(Element and region listings)
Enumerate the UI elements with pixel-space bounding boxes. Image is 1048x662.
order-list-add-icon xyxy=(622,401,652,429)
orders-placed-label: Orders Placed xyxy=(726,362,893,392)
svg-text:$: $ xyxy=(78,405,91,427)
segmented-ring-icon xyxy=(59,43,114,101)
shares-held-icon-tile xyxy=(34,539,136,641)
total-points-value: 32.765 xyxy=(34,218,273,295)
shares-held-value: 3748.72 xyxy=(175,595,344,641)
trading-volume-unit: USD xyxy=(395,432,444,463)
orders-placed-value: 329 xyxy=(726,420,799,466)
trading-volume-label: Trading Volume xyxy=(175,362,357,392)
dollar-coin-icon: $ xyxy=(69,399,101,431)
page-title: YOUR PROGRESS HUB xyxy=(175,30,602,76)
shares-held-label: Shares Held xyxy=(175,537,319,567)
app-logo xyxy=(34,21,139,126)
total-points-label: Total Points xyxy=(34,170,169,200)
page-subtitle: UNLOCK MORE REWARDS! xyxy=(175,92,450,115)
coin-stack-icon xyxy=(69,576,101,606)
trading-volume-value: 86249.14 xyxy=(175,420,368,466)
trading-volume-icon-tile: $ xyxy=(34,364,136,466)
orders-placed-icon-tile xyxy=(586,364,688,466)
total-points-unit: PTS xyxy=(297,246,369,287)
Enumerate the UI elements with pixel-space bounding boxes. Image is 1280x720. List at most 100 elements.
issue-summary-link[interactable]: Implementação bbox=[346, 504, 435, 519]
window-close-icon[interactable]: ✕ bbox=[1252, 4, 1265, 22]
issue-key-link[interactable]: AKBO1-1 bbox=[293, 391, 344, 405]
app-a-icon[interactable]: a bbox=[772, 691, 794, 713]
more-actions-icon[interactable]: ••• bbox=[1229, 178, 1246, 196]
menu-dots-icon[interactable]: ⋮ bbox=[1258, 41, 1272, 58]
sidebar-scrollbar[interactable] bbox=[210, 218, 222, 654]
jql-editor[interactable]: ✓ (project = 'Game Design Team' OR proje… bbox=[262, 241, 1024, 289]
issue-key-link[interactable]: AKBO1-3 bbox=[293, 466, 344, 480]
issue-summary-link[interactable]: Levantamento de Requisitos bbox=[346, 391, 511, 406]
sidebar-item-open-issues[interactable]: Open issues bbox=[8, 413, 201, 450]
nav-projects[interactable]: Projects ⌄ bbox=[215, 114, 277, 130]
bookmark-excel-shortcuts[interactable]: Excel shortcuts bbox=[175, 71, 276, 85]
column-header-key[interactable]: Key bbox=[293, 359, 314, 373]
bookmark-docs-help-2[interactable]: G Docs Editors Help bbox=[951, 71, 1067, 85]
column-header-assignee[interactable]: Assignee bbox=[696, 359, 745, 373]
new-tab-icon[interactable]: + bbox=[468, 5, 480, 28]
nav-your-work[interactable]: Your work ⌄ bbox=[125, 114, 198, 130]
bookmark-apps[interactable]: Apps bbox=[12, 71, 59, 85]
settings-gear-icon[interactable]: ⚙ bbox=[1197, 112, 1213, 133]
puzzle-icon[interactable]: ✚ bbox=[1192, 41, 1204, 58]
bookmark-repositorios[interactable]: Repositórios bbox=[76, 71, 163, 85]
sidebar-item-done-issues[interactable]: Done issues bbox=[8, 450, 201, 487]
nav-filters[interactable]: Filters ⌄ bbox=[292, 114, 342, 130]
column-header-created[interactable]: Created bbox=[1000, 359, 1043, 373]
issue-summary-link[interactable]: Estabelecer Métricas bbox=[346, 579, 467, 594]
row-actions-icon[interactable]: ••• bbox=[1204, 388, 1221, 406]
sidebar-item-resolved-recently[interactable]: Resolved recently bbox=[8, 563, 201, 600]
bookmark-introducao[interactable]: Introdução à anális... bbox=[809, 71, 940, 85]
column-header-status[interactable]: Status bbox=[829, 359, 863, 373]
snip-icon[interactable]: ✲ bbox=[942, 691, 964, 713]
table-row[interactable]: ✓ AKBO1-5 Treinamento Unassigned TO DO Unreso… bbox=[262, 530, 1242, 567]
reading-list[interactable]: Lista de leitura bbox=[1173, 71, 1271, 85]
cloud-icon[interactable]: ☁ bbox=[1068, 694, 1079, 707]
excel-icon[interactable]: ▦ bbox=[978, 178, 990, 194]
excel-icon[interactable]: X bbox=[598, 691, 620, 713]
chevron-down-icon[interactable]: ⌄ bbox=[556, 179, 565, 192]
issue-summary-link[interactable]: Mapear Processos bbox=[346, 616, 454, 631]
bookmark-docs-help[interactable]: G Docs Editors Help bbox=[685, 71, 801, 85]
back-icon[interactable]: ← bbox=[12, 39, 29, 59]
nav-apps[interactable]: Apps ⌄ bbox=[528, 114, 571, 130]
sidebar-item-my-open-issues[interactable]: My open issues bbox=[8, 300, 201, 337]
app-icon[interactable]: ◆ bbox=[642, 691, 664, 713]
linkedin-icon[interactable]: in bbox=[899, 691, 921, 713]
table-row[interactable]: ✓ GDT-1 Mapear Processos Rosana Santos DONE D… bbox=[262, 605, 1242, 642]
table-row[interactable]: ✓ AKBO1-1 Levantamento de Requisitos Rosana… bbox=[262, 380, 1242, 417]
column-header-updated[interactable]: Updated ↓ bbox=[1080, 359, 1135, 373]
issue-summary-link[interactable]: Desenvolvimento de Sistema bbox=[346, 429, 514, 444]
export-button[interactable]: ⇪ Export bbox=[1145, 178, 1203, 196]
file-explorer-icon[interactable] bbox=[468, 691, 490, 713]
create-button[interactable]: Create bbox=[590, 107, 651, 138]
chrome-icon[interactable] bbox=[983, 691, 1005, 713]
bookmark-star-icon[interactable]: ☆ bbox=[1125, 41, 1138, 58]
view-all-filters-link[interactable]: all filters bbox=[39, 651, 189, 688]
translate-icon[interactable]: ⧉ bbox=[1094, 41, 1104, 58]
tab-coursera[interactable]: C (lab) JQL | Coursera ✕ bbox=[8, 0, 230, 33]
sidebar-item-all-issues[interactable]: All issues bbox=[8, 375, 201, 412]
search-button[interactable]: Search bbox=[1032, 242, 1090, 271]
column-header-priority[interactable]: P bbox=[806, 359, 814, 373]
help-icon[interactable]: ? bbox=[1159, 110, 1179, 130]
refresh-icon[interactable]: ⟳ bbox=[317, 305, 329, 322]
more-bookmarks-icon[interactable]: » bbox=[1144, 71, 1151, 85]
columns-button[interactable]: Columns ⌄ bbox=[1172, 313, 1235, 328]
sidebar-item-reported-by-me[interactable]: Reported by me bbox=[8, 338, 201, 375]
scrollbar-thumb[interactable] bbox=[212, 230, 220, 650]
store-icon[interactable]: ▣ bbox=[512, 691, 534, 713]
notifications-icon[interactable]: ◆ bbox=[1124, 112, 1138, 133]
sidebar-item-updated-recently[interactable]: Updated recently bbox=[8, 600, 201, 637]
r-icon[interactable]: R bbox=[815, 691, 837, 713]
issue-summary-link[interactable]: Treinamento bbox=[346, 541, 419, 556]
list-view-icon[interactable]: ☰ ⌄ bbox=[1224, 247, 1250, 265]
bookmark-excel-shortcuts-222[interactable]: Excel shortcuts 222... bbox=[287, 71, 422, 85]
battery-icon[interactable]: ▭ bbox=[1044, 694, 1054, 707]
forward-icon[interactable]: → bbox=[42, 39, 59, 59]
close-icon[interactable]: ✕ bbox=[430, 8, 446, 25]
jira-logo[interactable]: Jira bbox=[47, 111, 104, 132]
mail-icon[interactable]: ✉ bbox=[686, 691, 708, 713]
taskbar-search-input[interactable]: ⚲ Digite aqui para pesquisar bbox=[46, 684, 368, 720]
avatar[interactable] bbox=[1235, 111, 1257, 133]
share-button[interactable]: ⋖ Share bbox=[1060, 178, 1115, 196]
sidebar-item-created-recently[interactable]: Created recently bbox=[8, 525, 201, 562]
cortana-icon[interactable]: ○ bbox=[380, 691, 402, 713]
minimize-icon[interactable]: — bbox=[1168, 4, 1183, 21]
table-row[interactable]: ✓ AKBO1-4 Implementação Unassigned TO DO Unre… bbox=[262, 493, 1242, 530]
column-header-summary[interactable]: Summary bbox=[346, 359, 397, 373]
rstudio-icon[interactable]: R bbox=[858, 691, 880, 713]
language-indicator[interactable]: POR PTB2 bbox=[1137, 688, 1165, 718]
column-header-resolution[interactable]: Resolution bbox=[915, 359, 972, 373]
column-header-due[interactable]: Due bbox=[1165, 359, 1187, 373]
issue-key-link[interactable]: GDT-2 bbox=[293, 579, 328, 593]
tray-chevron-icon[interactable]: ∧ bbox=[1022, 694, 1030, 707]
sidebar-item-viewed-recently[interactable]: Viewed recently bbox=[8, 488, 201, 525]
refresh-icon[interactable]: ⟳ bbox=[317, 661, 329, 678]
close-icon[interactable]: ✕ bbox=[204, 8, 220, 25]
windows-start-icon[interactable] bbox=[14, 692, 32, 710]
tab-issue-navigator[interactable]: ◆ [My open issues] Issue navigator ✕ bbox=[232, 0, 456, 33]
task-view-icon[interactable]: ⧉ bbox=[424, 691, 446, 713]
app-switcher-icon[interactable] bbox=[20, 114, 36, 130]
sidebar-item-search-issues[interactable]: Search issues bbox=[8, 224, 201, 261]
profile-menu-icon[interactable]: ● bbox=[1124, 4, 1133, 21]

### AIM
Rewrite the entries from the start through the line containing "shares-held-value: 3748.72 xyxy=(175,595,344,641)", inclusive, with "Enumerate" replaced by "List" and everything else unchanged.

### TASK ANSWER
List the UI elements with pixel-space bounding boxes. Image is 1048x662.
order-list-add-icon xyxy=(622,401,652,429)
orders-placed-label: Orders Placed xyxy=(726,362,893,392)
svg-text:$: $ xyxy=(78,405,91,427)
segmented-ring-icon xyxy=(59,43,114,101)
shares-held-icon-tile xyxy=(34,539,136,641)
total-points-value: 32.765 xyxy=(34,218,273,295)
shares-held-value: 3748.72 xyxy=(175,595,344,641)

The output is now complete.